*What you should do*
From the data that follows, copy every line holding the string "Anomaly".

*Listed records*
* * *

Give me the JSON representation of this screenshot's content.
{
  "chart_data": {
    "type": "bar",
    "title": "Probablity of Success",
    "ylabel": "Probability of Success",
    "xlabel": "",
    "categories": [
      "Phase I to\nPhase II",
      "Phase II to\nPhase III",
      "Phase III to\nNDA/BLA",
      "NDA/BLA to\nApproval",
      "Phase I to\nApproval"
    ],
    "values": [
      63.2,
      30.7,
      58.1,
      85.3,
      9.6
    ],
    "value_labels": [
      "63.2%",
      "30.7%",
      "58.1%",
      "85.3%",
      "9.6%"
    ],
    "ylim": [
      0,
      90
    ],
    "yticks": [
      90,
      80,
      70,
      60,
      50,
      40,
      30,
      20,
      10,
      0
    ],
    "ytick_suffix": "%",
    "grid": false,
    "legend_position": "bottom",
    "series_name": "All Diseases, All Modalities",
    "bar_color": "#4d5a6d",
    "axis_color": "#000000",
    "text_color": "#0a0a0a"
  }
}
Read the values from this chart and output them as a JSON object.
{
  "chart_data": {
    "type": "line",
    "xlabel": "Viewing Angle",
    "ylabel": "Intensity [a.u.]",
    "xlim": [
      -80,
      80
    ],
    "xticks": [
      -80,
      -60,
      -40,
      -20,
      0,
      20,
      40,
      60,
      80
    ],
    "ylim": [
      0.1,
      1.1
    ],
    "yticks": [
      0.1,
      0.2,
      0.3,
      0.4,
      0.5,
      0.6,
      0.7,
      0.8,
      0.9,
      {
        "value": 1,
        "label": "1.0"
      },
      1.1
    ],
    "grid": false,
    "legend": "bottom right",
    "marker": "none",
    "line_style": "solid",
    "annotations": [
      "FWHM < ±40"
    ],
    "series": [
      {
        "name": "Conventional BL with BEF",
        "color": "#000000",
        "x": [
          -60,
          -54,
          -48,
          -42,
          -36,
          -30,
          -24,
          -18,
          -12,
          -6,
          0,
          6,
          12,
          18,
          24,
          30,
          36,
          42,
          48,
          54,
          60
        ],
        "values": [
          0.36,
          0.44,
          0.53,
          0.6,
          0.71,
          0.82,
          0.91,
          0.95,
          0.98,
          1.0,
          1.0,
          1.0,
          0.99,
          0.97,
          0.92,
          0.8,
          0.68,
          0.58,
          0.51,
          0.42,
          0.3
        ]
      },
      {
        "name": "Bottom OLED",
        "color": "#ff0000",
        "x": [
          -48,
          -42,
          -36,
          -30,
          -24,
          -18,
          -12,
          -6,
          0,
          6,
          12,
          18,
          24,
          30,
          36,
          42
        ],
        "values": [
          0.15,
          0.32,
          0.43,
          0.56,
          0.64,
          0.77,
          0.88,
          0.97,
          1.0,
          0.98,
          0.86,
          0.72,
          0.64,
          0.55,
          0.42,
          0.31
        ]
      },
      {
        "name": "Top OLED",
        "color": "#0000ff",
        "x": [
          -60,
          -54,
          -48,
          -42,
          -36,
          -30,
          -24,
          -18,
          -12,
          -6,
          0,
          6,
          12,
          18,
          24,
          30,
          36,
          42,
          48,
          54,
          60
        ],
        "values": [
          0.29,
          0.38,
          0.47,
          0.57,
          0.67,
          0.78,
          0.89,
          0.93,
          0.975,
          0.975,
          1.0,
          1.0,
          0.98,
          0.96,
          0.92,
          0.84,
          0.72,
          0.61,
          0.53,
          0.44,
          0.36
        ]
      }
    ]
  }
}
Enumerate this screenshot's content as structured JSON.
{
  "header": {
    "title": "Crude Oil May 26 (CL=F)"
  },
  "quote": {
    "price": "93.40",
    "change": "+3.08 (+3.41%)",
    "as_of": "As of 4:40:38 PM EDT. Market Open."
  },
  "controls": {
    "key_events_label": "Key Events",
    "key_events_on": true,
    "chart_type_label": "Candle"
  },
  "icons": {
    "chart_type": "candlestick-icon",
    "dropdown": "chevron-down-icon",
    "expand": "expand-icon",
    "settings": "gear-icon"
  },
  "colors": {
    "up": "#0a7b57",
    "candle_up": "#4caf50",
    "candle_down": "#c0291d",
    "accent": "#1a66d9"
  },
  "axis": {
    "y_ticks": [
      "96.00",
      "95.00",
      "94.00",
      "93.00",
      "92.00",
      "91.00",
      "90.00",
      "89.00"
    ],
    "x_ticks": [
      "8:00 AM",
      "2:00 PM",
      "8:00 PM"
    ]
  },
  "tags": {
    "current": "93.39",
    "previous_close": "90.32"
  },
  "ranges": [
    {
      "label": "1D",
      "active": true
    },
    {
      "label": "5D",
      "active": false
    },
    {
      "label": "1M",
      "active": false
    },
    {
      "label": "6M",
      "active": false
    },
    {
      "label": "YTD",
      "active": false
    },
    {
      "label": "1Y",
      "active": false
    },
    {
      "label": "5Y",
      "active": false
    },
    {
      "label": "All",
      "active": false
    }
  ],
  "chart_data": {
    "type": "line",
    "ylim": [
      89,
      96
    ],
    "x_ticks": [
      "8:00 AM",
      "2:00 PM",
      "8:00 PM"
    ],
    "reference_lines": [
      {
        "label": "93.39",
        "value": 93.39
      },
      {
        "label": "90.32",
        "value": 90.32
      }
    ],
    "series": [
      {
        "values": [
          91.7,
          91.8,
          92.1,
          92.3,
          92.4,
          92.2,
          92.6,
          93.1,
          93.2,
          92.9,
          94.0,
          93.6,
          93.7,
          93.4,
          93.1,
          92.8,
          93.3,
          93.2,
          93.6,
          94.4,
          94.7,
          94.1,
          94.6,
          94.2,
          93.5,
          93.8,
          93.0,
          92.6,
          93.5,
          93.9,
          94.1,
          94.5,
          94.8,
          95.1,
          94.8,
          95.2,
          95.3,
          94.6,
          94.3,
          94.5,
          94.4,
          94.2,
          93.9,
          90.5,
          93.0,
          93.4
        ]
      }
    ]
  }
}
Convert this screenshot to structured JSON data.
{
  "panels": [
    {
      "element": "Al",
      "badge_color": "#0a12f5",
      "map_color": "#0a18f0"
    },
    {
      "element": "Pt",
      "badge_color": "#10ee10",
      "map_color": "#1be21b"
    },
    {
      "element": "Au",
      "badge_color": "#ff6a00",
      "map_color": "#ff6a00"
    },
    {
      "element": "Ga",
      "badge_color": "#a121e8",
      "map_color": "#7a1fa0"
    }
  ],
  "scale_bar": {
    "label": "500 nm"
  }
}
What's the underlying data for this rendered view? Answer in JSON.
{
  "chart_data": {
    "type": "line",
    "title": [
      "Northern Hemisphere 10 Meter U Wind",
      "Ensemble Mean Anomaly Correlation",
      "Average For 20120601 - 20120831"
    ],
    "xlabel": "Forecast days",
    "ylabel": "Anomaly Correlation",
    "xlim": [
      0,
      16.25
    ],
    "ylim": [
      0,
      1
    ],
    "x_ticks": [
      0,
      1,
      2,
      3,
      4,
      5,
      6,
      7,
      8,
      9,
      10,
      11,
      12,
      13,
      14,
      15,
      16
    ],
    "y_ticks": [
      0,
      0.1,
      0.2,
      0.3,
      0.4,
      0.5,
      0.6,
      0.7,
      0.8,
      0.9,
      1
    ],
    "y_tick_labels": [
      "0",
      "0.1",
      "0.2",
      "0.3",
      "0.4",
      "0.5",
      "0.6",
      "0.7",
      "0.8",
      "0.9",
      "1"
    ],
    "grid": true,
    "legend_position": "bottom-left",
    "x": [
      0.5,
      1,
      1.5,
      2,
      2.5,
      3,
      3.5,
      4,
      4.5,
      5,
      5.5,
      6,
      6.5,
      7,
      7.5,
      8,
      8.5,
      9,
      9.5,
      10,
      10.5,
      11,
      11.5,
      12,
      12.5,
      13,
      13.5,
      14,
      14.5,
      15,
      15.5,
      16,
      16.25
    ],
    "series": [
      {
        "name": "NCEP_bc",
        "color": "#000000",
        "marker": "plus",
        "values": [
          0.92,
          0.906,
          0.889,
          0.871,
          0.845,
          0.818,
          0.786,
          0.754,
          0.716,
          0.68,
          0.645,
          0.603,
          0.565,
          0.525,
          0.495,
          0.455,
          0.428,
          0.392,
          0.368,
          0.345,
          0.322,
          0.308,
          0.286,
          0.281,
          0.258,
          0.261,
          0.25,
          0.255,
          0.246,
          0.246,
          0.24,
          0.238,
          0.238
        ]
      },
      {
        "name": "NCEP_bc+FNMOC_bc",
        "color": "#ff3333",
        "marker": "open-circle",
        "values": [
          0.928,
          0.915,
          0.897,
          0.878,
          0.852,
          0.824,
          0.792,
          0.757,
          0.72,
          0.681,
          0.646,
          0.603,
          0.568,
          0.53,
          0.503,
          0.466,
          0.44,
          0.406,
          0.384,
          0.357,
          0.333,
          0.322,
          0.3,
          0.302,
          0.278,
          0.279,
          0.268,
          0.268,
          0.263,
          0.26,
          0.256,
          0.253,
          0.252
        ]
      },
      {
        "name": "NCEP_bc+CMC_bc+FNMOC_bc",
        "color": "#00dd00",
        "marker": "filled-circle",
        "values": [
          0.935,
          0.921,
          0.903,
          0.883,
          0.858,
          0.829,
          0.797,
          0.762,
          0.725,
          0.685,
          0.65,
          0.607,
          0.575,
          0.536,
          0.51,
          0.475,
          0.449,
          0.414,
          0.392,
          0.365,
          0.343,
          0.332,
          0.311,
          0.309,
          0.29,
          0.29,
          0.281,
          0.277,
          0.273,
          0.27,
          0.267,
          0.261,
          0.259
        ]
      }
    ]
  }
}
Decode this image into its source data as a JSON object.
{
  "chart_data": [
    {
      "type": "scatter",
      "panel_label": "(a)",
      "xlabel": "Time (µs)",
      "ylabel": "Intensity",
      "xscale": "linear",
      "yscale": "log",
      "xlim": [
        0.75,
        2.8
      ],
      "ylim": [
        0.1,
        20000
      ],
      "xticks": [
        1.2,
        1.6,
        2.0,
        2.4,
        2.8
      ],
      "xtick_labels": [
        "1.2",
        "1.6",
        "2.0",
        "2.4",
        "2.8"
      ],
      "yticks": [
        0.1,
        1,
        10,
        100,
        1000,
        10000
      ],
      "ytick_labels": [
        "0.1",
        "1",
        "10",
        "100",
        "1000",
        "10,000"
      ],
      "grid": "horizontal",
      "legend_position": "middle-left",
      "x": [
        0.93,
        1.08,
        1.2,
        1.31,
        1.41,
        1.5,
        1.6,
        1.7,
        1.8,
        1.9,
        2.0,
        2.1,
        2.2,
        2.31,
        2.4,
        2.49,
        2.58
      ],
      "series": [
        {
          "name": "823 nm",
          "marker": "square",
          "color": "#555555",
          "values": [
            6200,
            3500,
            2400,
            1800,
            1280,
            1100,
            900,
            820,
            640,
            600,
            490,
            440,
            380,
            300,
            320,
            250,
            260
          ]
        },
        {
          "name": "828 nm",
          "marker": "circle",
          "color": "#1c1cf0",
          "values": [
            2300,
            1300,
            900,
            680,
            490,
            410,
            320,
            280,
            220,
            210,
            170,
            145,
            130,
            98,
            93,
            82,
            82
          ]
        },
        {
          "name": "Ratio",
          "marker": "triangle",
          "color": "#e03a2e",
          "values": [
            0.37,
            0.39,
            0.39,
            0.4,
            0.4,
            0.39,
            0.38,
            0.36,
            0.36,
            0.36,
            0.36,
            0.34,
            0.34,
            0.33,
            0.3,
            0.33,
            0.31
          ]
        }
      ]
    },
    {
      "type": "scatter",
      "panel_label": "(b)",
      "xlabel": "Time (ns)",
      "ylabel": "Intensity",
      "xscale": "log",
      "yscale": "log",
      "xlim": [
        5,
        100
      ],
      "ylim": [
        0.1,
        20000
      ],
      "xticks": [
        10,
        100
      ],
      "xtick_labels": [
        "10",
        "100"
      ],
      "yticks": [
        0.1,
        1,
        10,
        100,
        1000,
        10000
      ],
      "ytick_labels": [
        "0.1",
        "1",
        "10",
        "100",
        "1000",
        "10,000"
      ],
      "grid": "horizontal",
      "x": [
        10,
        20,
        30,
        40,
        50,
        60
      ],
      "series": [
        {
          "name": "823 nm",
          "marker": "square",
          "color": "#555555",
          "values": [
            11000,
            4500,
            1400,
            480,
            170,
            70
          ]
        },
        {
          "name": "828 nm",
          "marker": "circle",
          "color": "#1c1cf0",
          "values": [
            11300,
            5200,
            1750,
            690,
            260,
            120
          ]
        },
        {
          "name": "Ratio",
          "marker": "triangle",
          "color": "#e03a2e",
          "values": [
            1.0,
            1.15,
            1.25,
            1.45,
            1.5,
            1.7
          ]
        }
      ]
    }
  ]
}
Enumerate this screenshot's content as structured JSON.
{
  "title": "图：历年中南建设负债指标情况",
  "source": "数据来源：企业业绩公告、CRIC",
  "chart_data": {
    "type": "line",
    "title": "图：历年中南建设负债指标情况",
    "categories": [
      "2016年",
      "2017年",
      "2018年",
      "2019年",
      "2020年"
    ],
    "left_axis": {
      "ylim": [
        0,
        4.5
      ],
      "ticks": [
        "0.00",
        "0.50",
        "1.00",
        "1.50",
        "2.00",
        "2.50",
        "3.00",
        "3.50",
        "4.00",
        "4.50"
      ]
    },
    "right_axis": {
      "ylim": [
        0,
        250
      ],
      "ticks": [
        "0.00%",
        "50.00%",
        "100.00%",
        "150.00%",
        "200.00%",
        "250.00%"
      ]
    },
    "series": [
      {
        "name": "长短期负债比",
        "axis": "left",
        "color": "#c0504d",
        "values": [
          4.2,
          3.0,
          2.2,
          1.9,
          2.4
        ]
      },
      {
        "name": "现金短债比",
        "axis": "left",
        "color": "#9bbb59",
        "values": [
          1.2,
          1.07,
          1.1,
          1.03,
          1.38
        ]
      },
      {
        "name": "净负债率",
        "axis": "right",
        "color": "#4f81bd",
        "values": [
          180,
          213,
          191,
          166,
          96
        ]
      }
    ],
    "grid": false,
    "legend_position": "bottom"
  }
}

* * *

*Result below*
      "Ensemble Mean Anomaly Correlation",
    "ylabel": "Anomaly Correlation",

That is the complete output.